WHAT IS ASKED
Would you transcribe the whole listing exactly, minus its pictures?

(Extracts from a graphics dataset)
....................

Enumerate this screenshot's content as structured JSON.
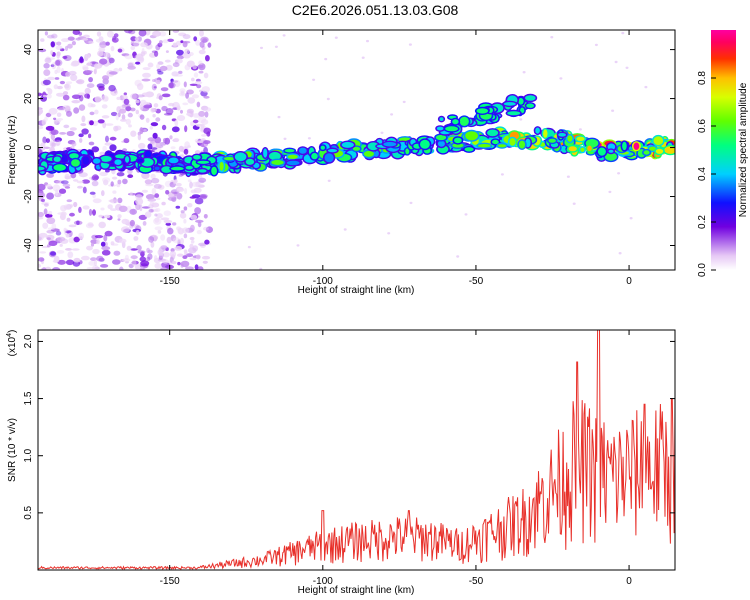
{
  "title": "C2E6.2026.051.13.03.G08",
  "colors": {
    "snr_line": "#e8302a",
    "frame": "#000000"
  },
  "chart_data": [
    {
      "type": "heatmap",
      "xlabel": "Height of straight line (km)",
      "ylabel": "Frequency (Hz)",
      "xlim": [
        -193,
        15
      ],
      "ylim": [
        -50,
        48
      ],
      "xticks": [
        -150,
        -100,
        -50,
        0
      ],
      "yticks": [
        -40,
        -20,
        0,
        20,
        40
      ],
      "noise_region_x": [
        -193,
        -137
      ],
      "ridge": [
        {
          "x": -185,
          "y": -6
        },
        {
          "x": -170,
          "y": -5
        },
        {
          "x": -155,
          "y": -6
        },
        {
          "x": -140,
          "y": -7
        },
        {
          "x": -130,
          "y": -6
        },
        {
          "x": -120,
          "y": -5
        },
        {
          "x": -110,
          "y": -4
        },
        {
          "x": -100,
          "y": -3
        },
        {
          "x": -90,
          "y": -1
        },
        {
          "x": -80,
          "y": 0
        },
        {
          "x": -70,
          "y": 1
        },
        {
          "x": -60,
          "y": 2
        },
        {
          "x": -50,
          "y": 2
        },
        {
          "x": -40,
          "y": 4
        },
        {
          "x": -30,
          "y": 4
        },
        {
          "x": -20,
          "y": 2
        },
        {
          "x": -10,
          "y": -1
        },
        {
          "x": 0,
          "y": -1
        },
        {
          "x": 12,
          "y": 0
        }
      ],
      "secondary_ridge": [
        {
          "x": -60,
          "y": 9
        },
        {
          "x": -50,
          "y": 13
        },
        {
          "x": -40,
          "y": 16
        },
        {
          "x": -32,
          "y": 19
        }
      ],
      "colorbar": {
        "label": "Normalized spectral amplitude",
        "min": 0.0,
        "max": 1.0,
        "ticks": [
          "0.0",
          "0.2",
          "0.4",
          "0.6",
          "0.8"
        ],
        "tick_values": [
          0.0,
          0.2,
          0.4,
          0.6,
          0.8
        ]
      }
    },
    {
      "type": "line",
      "xlabel": "Height of straight line (km)",
      "ylabel": "SNR (10 * v/v)",
      "exponent_label": "(x10",
      "exponent_power": "4",
      "xlim": [
        -193,
        15
      ],
      "ylim": [
        0,
        2.1
      ],
      "xticks": [
        -150,
        -100,
        -50,
        0
      ],
      "yticks": [
        "0.5",
        "1.0",
        "1.5",
        "2.0"
      ],
      "ytick_values": [
        0.5,
        1.0,
        1.5,
        2.0
      ],
      "envelope": [
        {
          "x": -193,
          "y": 0.03
        },
        {
          "x": -140,
          "y": 0.03
        },
        {
          "x": -120,
          "y": 0.12
        },
        {
          "x": -100,
          "y": 0.3
        },
        {
          "x": -90,
          "y": 0.35
        },
        {
          "x": -75,
          "y": 0.4
        },
        {
          "x": -65,
          "y": 0.38
        },
        {
          "x": -55,
          "y": 0.3
        },
        {
          "x": -45,
          "y": 0.45
        },
        {
          "x": -35,
          "y": 0.6
        },
        {
          "x": -25,
          "y": 0.95
        },
        {
          "x": -17,
          "y": 1.3
        },
        {
          "x": -12,
          "y": 1.2
        },
        {
          "x": -5,
          "y": 1.1
        },
        {
          "x": 5,
          "y": 1.2
        },
        {
          "x": 14,
          "y": 1.25
        }
      ],
      "peaks": [
        {
          "x": -100,
          "y": 0.52
        },
        {
          "x": -72,
          "y": 0.52
        },
        {
          "x": -17,
          "y": 1.82
        },
        {
          "x": -10,
          "y": 2.1
        },
        {
          "x": 5,
          "y": 1.45
        },
        {
          "x": 14,
          "y": 1.5
        }
      ]
    }
  ]
}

....................

REPLY TO THE EXERCISE
Enumerate this screenshot's content as structured JSON.
{
  "title": "C2E6.2026.051.13.03.G08",
  "colors": {
    "snr_line": "#e8302a",
    "frame": "#000000"
  },
  "chart_data": [
    {
      "type": "heatmap",
      "xlabel": "Height of straight line (km)",
      "ylabel": "Frequency (Hz)",
      "xlim": [
        -193,
        15
      ],
      "ylim": [
        -50,
        48
      ],
      "xticks": [
        -150,
        -100,
        -50,
        0
      ],
      "yticks": [
        -40,
        -20,
        0,
        20,
        40
      ],
      "noise_region_x": [
        -193,
        -137
      ],
      "ridge": [
        {
          "x": -185,
          "y": -6
        },
        {
          "x": -170,
          "y": -5
        },
        {
          "x": -155,
          "y": -6
        },
        {
          "x": -140,
          "y": -7
        },
        {
          "x": -130,
          "y": -6
        },
        {
          "x": -120,
          "y": -5
        },
        {
          "x": -110,
          "y": -4
        },
        {
          "x": -100,
          "y": -3
        },
        {
          "x": -90,
          "y": -1
        },
        {
          "x": -80,
          "y": 0
        },
        {
          "x": -70,
          "y": 1
        },
        {
          "x": -60,
          "y": 2
        },
        {
          "x": -50,
          "y": 2
        },
        {
          "x": -40,
          "y": 4
        },
        {
          "x": -30,
          "y": 4
        },
        {
          "x": -20,
          "y": 2
        },
        {
          "x": -10,
          "y": -1
        },
        {
          "x": 0,
          "y": -1
        },
        {
          "x": 12,
          "y": 0
        }
      ],
      "secondary_ridge": [
        {
          "x": -60,
          "y": 9
        },
        {
          "x": -50,
          "y": 13
        },
        {
          "x": -40,
          "y": 16
        },
        {
          "x": -32,
          "y": 19
        }
      ],
      "colorbar": {
        "label": "Normalized spectral amplitude",
        "min": 0.0,
        "max": 1.0,
        "ticks": [
          "0.0",
          "0.2",
          "0.4",
          "0.6",
          "0.8"
        ],
        "tick_values": [
          0.0,
          0.2,
          0.4,
          0.6,
          0.8
        ]
      }
    },
    {
      "type": "line",
      "xlabel": "Height of straight line (km)",
      "ylabel": "SNR (10 * v/v)",
      "exponent_label": "(x10",
      "exponent_power": "4",
      "xlim": [
        -193,
        15
      ],
      "ylim": [
        0,
        2.1
      ],
      "xticks": [
        -150,
        -100,
        -50,
        0
      ],
      "yticks": [
        "0.5",
        "1.0",
        "1.5",
        "2.0"
      ],
      "ytick_values": [
        0.5,
        1.0,
        1.5,
        2.0
      ],
      "envelope": [
        {
          "x": -193,
          "y": 0.03
        },
        {
          "x": -140,
          "y": 0.03
        },
        {
          "x": -120,
          "y": 0.12
        },
        {
          "x": -100,
          "y": 0.3
        },
        {
          "x": -90,
          "y": 0.35
        },
        {
          "x": -75,
          "y": 0.4
        },
        {
          "x": -65,
          "y": 0.38
        },
        {
          "x": -55,
          "y": 0.3
        },
        {
          "x": -45,
          "y": 0.45
        },
        {
          "x": -35,
          "y": 0.6
        },
        {
          "x": -25,
          "y": 0.95
        },
        {
          "x": -17,
          "y": 1.3
        },
        {
          "x": -12,
          "y": 1.2
        },
        {
          "x": -5,
          "y": 1.1
        },
        {
          "x": 5,
          "y": 1.2
        },
        {
          "x": 14,
          "y": 1.25
        }
      ],
      "peaks": [
        {
          "x": -100,
          "y": 0.52
        },
        {
          "x": -72,
          "y": 0.52
        },
        {
          "x": -17,
          "y": 1.82
        },
        {
          "x": -10,
          "y": 2.1
        },
        {
          "x": 5,
          "y": 1.45
        },
        {
          "x": 14,
          "y": 1.5
        }
      ]
    }
  ]
}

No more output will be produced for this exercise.